[Saved entries]
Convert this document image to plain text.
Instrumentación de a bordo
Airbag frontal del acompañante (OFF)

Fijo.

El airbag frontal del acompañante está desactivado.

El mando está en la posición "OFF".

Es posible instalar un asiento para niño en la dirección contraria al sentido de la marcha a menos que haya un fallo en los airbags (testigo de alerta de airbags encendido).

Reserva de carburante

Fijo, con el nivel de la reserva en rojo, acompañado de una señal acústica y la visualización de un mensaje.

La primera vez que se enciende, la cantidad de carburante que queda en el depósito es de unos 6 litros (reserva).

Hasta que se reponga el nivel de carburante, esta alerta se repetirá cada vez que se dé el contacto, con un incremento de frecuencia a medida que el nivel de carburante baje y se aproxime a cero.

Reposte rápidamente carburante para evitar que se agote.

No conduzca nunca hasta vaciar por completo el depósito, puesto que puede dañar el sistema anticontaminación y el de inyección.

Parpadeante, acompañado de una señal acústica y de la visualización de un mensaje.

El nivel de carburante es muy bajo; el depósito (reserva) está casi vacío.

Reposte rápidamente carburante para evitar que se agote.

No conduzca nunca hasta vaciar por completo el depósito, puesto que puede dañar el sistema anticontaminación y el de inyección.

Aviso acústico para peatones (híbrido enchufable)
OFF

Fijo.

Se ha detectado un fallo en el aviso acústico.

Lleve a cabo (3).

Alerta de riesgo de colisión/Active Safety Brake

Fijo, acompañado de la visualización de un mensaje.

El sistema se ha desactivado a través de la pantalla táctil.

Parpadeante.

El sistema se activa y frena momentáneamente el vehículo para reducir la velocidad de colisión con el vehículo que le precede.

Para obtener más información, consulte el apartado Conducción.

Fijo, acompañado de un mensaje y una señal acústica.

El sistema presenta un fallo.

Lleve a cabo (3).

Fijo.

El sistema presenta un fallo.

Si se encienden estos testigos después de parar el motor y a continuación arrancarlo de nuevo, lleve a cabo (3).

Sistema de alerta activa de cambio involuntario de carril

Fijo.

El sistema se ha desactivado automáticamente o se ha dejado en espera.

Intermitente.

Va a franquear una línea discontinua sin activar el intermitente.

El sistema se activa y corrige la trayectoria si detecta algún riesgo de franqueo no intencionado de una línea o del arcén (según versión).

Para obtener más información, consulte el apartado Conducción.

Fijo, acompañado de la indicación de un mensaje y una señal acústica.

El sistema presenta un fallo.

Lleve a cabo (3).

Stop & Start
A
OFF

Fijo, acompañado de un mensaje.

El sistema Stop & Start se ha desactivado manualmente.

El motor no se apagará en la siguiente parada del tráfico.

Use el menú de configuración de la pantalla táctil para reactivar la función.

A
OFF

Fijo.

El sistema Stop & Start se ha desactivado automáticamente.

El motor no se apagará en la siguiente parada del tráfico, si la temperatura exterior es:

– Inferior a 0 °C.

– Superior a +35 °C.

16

Instructions for the task:
Transcribe all lines as written.

Correct result:
Convert this document image to plain text.
Instrumentación de a bordo
Airbag frontal del acompañante (OFF)

Fijo.

El airbag frontal del acompañante está desactivado.

El mando está en la posición "OFF".

Es posible instalar un asiento para niño en la dirección contraria al sentido de la marcha a menos que haya un fallo en los airbags (testigo de alerta de airbags encendido).

Reserva de carburante

Fijo, con el nivel de la reserva en rojo, acompañado de una señal acústica y la visualización de un mensaje.

La primera vez que se enciende, la cantidad de carburante que queda en el depósito es de unos 6 litros (reserva).

Hasta que se reponga el nivel de carburante, esta alerta se repetirá cada vez que se dé el contacto, con un incremento de frecuencia a medida que el nivel de carburante baje y se aproxime a cero.

Reposte rápidamente carburante para evitar que se agote.

No conduzca nunca hasta vaciar por completo el depósito, puesto que puede dañar el sistema anticontaminación y el de inyección.

Parpadeante, acompañado de una señal acústica y de la visualización de un mensaje.

El nivel de carburante es muy bajo; el depósito (reserva) está casi vacío.

Reposte rápidamente carburante para evitar que se agote.

No conduzca nunca hasta vaciar por completo el depósito, puesto que puede dañar el sistema anticontaminación y el de inyección.

Aviso acústico para peatones (híbrido enchufable)
OFF

Fijo.

Se ha detectado un fallo en el aviso acústico.

Lleve a cabo (3).

Alerta de riesgo de colisión/Active Safety Brake

Fijo, acompañado de la visualización de un mensaje.

El sistema se ha desactivado a través de la pantalla táctil.

Parpadeante.

El sistema se activa y frena momentáneamente el vehículo para reducir la velocidad de colisión con el vehículo que le precede.

Para obtener más información, consulte el apartado Conducción.

Fijo, acompañado de un mensaje y una señal acústica.

El sistema presenta un fallo.

Lleve a cabo (3).

Fijo.

El sistema presenta un fallo.

Si se encienden estos testigos después de parar el motor y a continuación arrancarlo de nuevo, lleve a cabo (3).

Sistema de alerta activa de cambio involuntario de carril

Fijo.

El sistema se ha desactivado automáticamente o se ha dejado en espera.

Intermitente.

Va a franquear una línea discontinua sin activar el intermitente.

El sistema se activa y corrige la trayectoria si detecta algún riesgo de franqueo no intencionado de una línea o del arcén (según versión).

Para obtener más información, consulte el apartado Conducción.

Fijo, acompañado de la indicación de un mensaje y una señal acústica.

El sistema presenta un fallo.

Lleve a cabo (3).

Stop & Start
A
OFF

Fijo, acompañado de un mensaje.

El sistema Stop & Start se ha desactivado manualmente.

El motor no se apagará en la siguiente parada del tráfico.

Use el menú de configuración de la pantalla táctil para reactivar la función.

A
OFF

Fijo.

El sistema Stop & Start se ha desactivado automáticamente.

El motor no se apagará en la siguiente parada del tráfico, si la temperatura exterior es:

– Inferior a 0 °C.

– Superior a +35 °C.

16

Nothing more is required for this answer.